■ Input data:
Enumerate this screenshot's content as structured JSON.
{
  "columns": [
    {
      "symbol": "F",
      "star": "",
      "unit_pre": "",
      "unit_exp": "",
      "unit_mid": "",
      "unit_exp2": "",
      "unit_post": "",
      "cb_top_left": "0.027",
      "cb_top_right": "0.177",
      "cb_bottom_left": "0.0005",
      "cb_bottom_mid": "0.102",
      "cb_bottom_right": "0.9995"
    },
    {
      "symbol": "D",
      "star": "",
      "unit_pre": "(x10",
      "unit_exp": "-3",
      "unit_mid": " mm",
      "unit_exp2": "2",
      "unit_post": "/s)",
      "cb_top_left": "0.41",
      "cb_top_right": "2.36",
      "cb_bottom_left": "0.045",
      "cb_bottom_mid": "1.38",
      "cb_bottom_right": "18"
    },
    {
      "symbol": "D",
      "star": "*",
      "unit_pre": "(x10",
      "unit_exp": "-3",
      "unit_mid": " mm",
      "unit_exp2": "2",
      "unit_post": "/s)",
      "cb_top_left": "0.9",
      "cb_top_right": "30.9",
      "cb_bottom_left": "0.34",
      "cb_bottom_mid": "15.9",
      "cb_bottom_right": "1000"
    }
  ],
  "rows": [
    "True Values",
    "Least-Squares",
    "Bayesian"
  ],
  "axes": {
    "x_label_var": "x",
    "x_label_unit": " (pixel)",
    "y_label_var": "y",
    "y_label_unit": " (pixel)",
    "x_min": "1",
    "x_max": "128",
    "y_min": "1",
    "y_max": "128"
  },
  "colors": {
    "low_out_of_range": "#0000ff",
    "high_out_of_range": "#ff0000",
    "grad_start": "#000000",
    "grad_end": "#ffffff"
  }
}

--

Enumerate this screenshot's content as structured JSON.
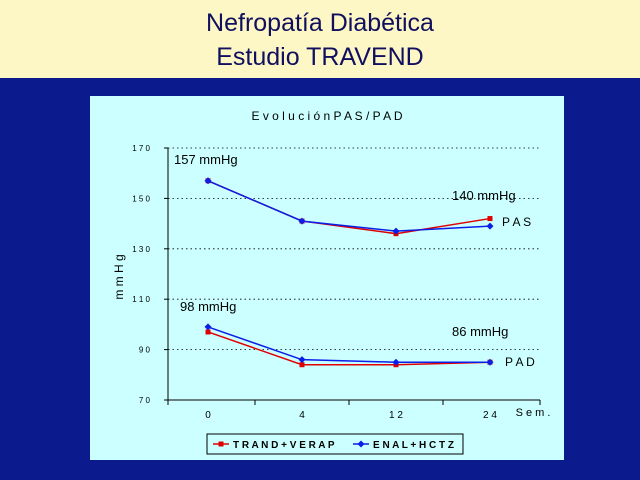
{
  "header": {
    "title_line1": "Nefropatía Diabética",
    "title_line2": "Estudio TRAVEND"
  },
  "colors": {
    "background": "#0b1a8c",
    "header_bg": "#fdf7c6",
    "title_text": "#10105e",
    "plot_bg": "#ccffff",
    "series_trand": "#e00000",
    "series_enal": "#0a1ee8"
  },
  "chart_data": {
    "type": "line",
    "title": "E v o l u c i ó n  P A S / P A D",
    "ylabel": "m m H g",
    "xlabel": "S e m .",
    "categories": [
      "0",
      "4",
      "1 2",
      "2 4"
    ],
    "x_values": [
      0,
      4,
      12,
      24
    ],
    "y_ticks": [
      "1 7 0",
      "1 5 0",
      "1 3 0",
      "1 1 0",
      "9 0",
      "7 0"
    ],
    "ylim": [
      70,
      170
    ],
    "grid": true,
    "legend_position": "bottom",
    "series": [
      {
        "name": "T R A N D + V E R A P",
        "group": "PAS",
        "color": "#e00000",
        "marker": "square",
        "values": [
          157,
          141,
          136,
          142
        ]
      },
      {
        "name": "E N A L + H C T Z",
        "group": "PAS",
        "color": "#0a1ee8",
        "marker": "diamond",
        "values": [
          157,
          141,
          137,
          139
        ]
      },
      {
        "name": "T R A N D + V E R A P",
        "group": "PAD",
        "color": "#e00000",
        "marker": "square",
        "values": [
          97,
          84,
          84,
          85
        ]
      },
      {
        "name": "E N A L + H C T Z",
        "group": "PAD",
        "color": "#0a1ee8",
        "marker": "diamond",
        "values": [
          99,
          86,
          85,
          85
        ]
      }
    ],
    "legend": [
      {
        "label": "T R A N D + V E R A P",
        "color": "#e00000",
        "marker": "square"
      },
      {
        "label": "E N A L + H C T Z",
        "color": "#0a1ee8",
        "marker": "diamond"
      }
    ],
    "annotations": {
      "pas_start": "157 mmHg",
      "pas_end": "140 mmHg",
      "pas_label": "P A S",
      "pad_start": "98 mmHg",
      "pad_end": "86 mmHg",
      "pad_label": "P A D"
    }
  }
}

■ Directions for this task: Return, from the data, each line that has the word "pixel" in it.

■ Written response:
    "x_label_unit": " (pixel)",
    "y_label_unit": " (pixel)",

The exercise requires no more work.